THE TASK: Reproduce the listing word for word. Skip any image.

Dataset records on visual material
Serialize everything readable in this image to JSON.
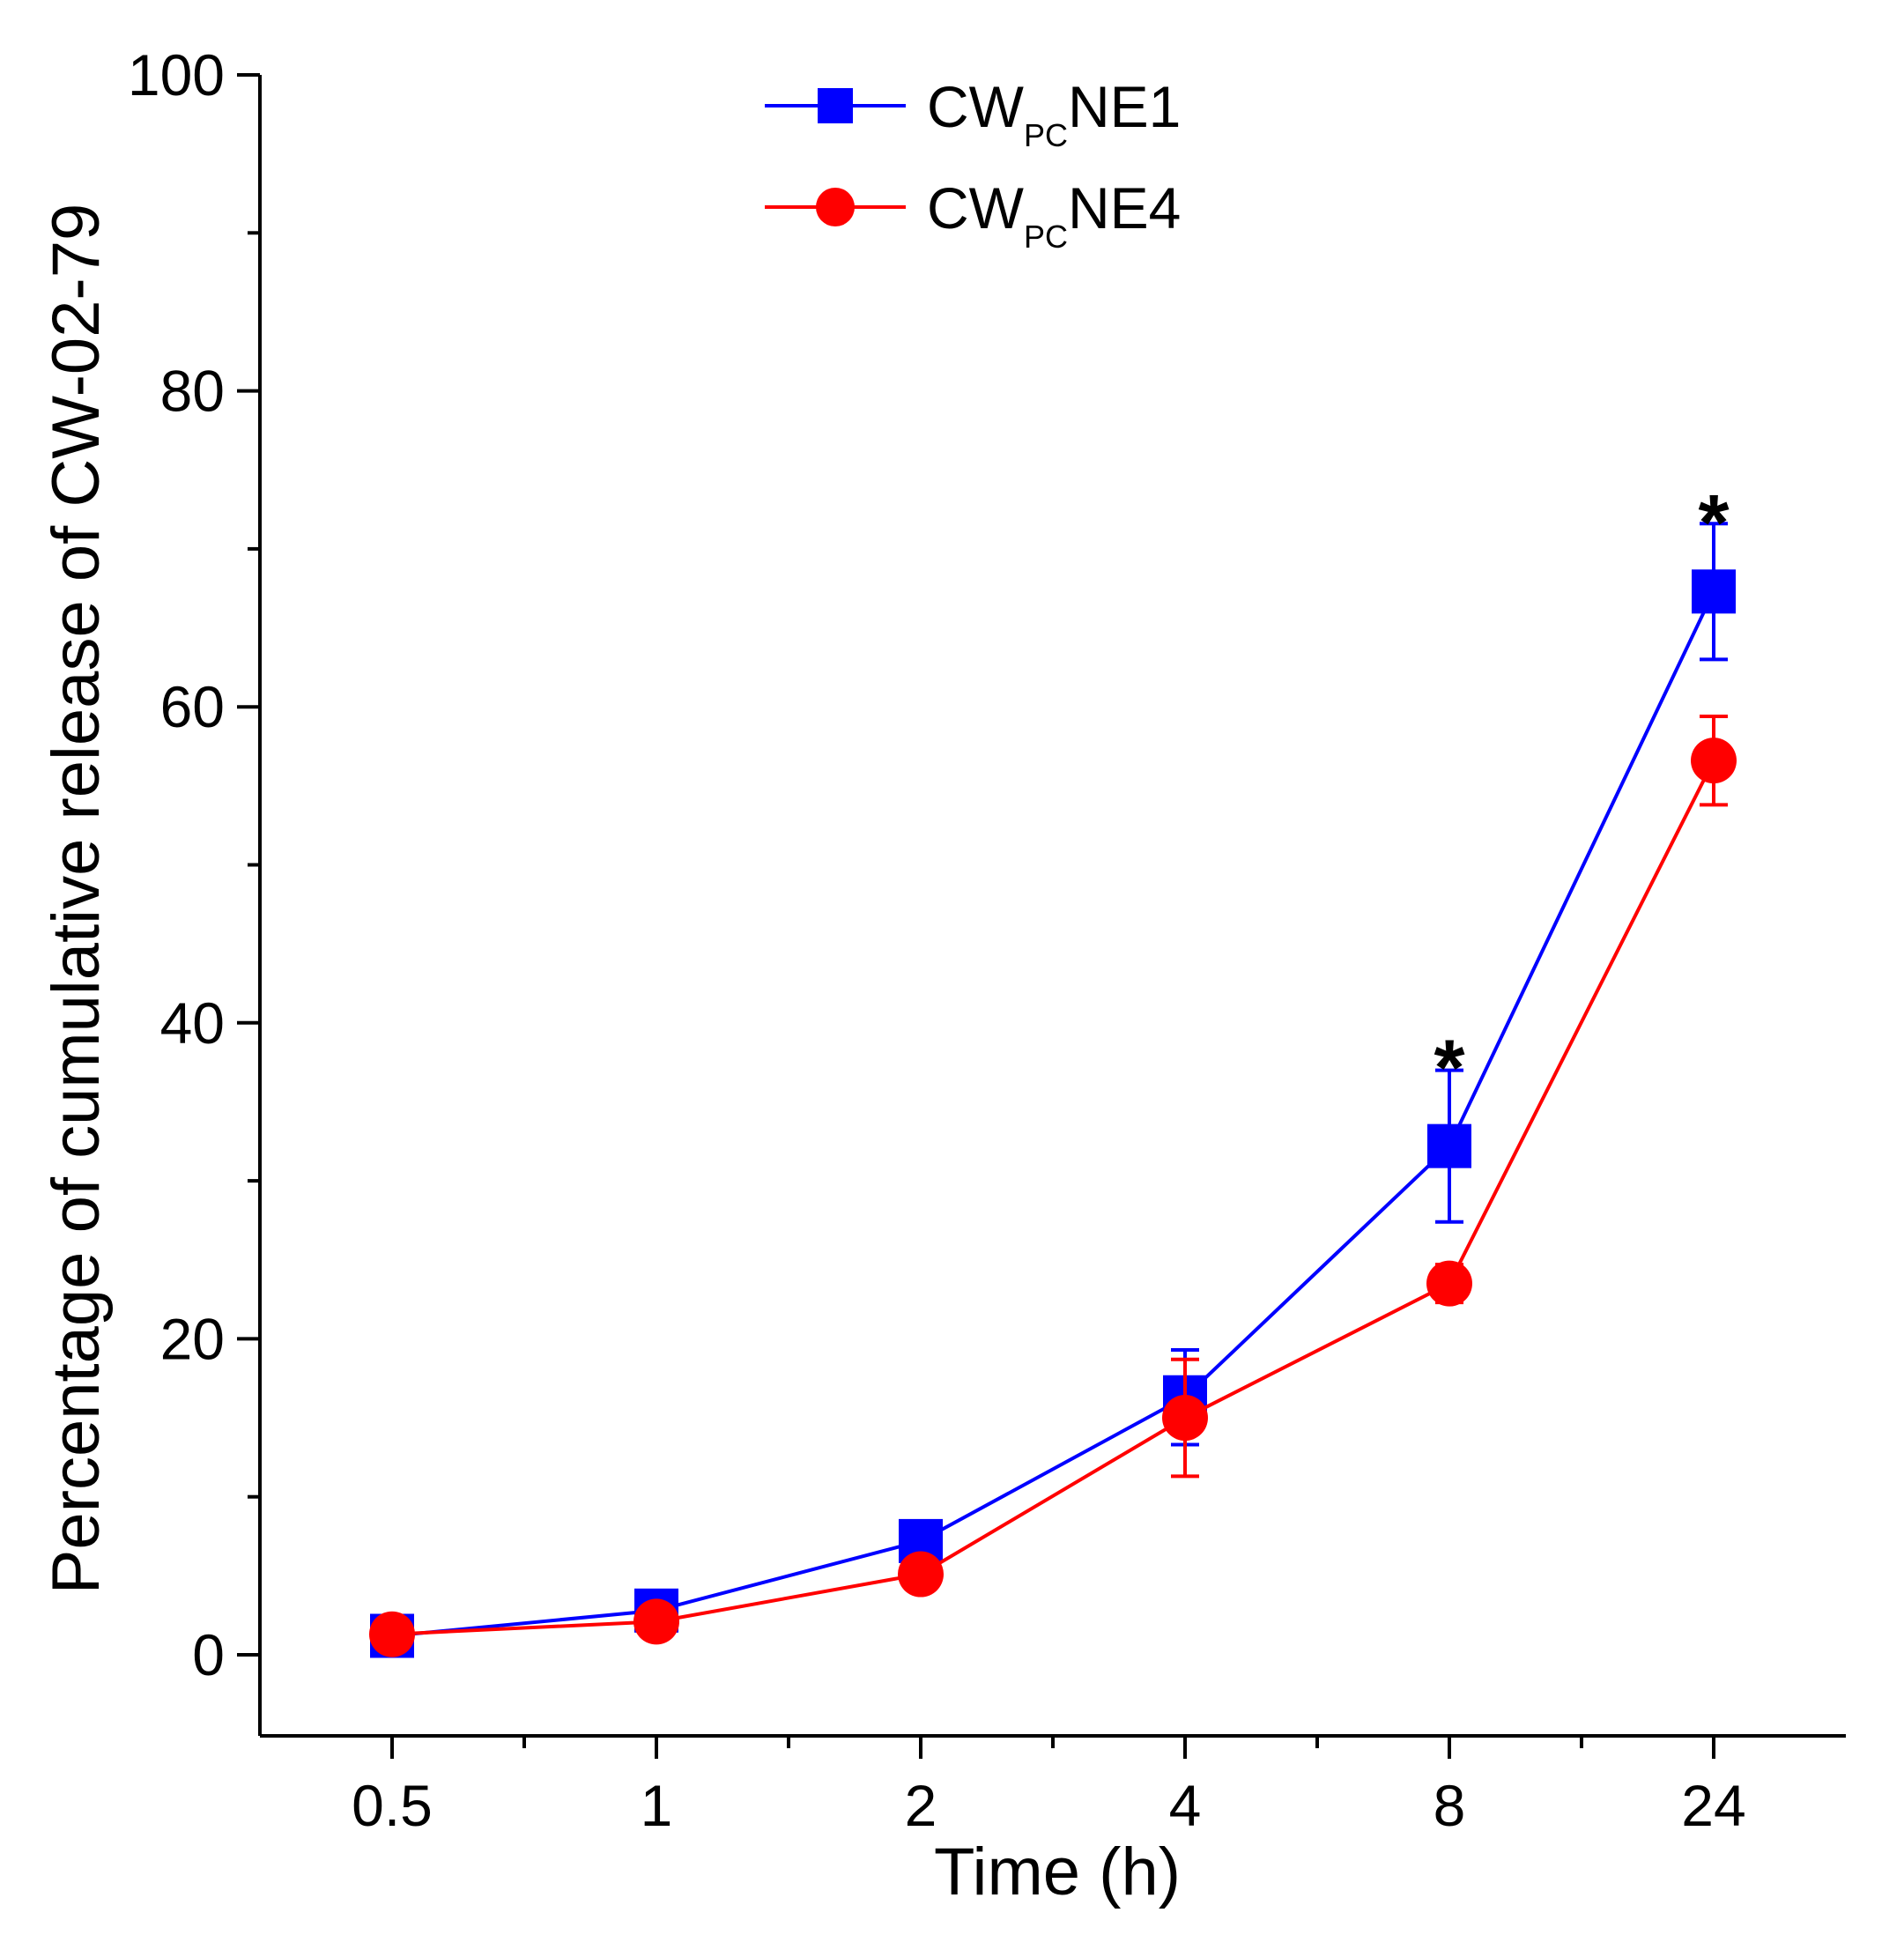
{
  "chart_data": {
    "type": "line",
    "xlabel": "Time (h)",
    "ylabel": "Percentage of cumulative release of CW-02-79",
    "categories": [
      "0.5",
      "1",
      "2",
      "4",
      "8",
      "24"
    ],
    "ylim": [
      -5,
      100
    ],
    "yticks": [
      "0",
      "20",
      "40",
      "60",
      "80",
      "100"
    ],
    "yticks_values": [
      0,
      20,
      40,
      60,
      80,
      100
    ],
    "grid": false,
    "legend_position": "top-center",
    "series": [
      {
        "name": "CW_PC NE1",
        "label_main": "CW",
        "label_sub": "PC",
        "label_tail": "NE1",
        "color": "#0000ff",
        "marker": "square",
        "values": [
          1.2,
          2.8,
          7.2,
          16.3,
          32.2,
          67.3
        ],
        "errors": [
          0.3,
          0.4,
          1.0,
          3.0,
          4.8,
          4.3
        ]
      },
      {
        "name": "CW_PC NE4",
        "label_main": "CW",
        "label_sub": "PC",
        "label_tail": "NE4",
        "color": "#ff0000",
        "marker": "circle",
        "values": [
          1.3,
          2.1,
          5.1,
          15.0,
          23.5,
          56.6
        ],
        "errors": [
          0.3,
          0.3,
          0.5,
          3.7,
          1.2,
          2.8
        ]
      }
    ],
    "annotations": [
      {
        "category": "8",
        "y": 38.5,
        "text": "*"
      },
      {
        "category": "24",
        "y": 73.0,
        "text": "*"
      }
    ]
  }
}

THE RESPONSE:
Serialize everything readable in this image to JSON.
{
  "chart_data": {
    "type": "line",
    "xlabel": "Time (h)",
    "ylabel": "Percentage of cumulative release of CW-02-79",
    "categories": [
      "0.5",
      "1",
      "2",
      "4",
      "8",
      "24"
    ],
    "ylim": [
      -5,
      100
    ],
    "yticks": [
      "0",
      "20",
      "40",
      "60",
      "80",
      "100"
    ],
    "yticks_values": [
      0,
      20,
      40,
      60,
      80,
      100
    ],
    "grid": false,
    "legend_position": "top-center",
    "series": [
      {
        "name": "CW_PC NE1",
        "label_main": "CW",
        "label_sub": "PC",
        "label_tail": "NE1",
        "color": "#0000ff",
        "marker": "square",
        "values": [
          1.2,
          2.8,
          7.2,
          16.3,
          32.2,
          67.3
        ],
        "errors": [
          0.3,
          0.4,
          1.0,
          3.0,
          4.8,
          4.3
        ]
      },
      {
        "name": "CW_PC NE4",
        "label_main": "CW",
        "label_sub": "PC",
        "label_tail": "NE4",
        "color": "#ff0000",
        "marker": "circle",
        "values": [
          1.3,
          2.1,
          5.1,
          15.0,
          23.5,
          56.6
        ],
        "errors": [
          0.3,
          0.3,
          0.5,
          3.7,
          1.2,
          2.8
        ]
      }
    ],
    "annotations": [
      {
        "category": "8",
        "y": 38.5,
        "text": "*"
      },
      {
        "category": "24",
        "y": 73.0,
        "text": "*"
      }
    ]
  }
}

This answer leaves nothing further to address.